EXERCISE TASK: Repeat the records below exactly, leaving out every picture.

RECORDED INFORMATION:
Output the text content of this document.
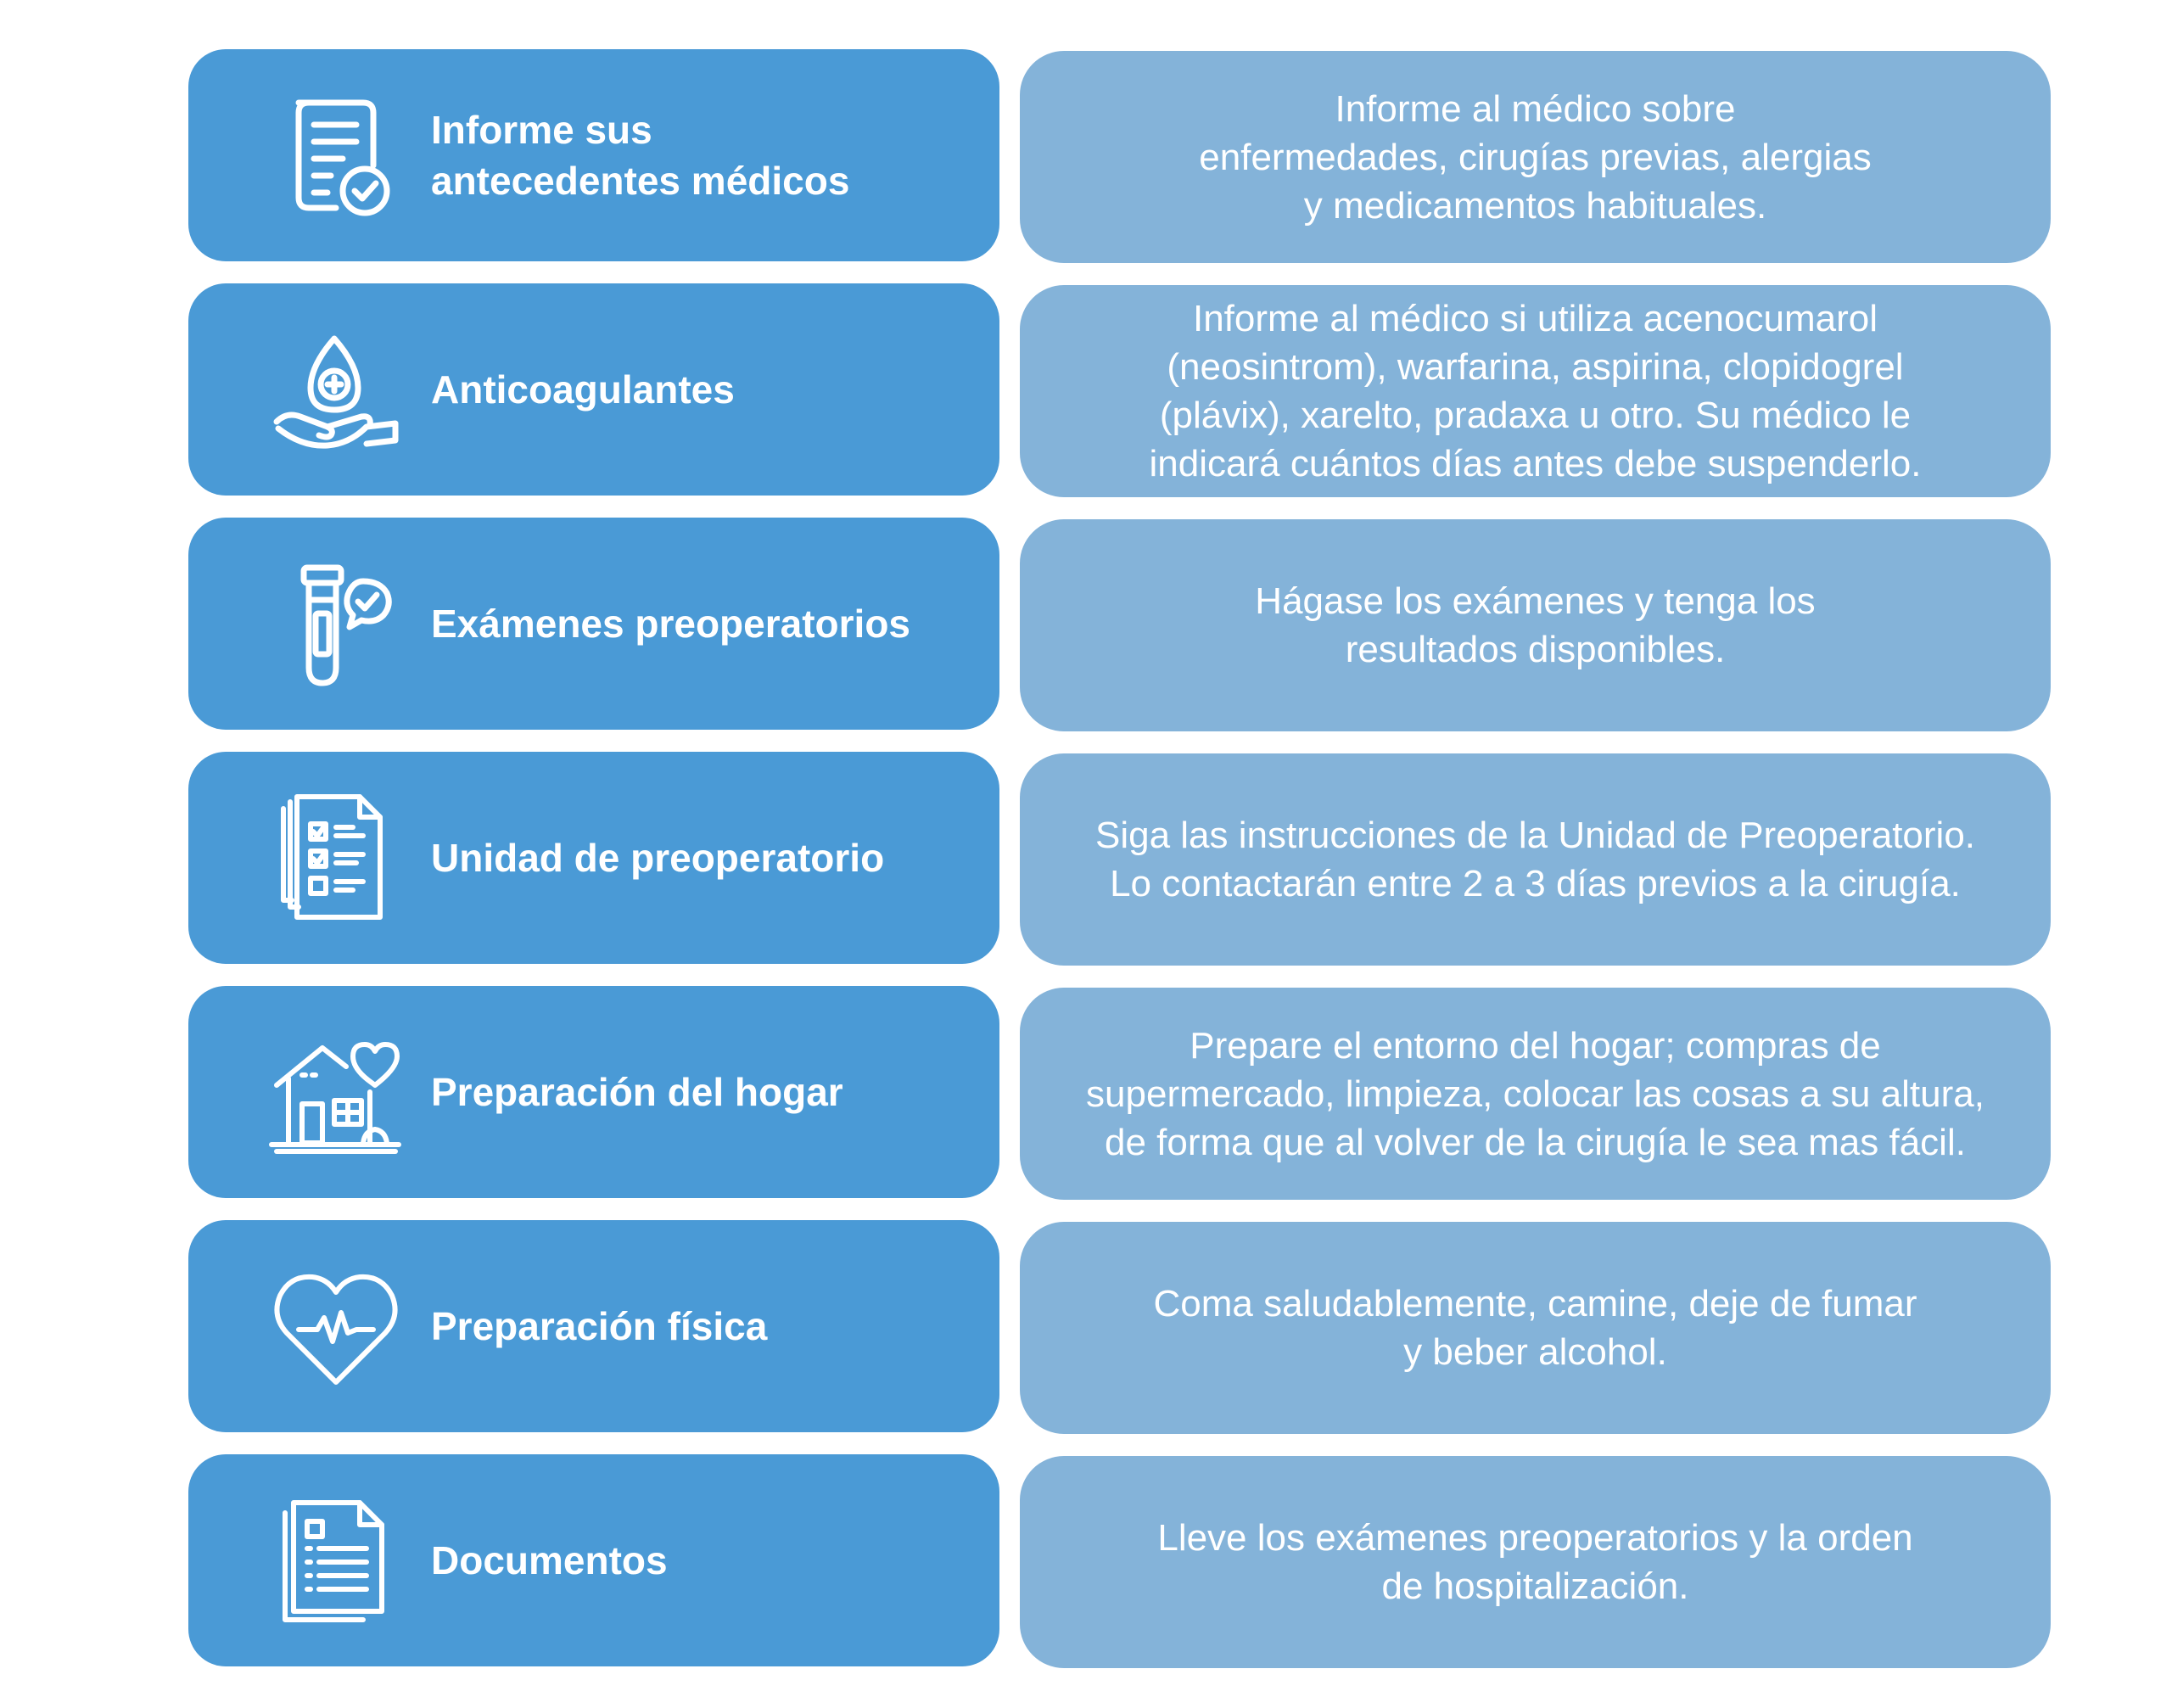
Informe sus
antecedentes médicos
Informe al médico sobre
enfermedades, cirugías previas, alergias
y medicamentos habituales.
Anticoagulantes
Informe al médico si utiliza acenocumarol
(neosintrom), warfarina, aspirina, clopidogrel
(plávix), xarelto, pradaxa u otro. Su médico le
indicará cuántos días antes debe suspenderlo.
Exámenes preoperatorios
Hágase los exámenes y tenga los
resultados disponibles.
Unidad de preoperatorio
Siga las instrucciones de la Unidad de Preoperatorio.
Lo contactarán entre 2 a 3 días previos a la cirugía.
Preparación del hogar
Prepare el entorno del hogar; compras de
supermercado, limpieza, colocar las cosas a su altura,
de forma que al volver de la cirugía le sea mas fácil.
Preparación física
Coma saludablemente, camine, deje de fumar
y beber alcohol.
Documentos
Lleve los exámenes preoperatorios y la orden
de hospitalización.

PROBLEM SOLUTION:
Output the text content of this document.
Informe sus
antecedentes médicos
Informe al médico sobre
enfermedades, cirugías previas, alergias
y medicamentos habituales.
Anticoagulantes
Informe al médico si utiliza acenocumarol
(neosintrom), warfarina, aspirina, clopidogrel
(plávix), xarelto, pradaxa u otro. Su médico le
indicará cuántos días antes debe suspenderlo.
Exámenes preoperatorios
Hágase los exámenes y tenga los
resultados disponibles.
Unidad de preoperatorio
Siga las instrucciones de la Unidad de Preoperatorio.
Lo contactarán entre 2 a 3 días previos a la cirugía.
Preparación del hogar
Prepare el entorno del hogar; compras de
supermercado, limpieza, colocar las cosas a su altura,
de forma que al volver de la cirugía le sea mas fácil.
Preparación física
Coma saludablemente, camine, deje de fumar
y beber alcohol.
Documentos
Lleve los exámenes preoperatorios y la orden
de hospitalización.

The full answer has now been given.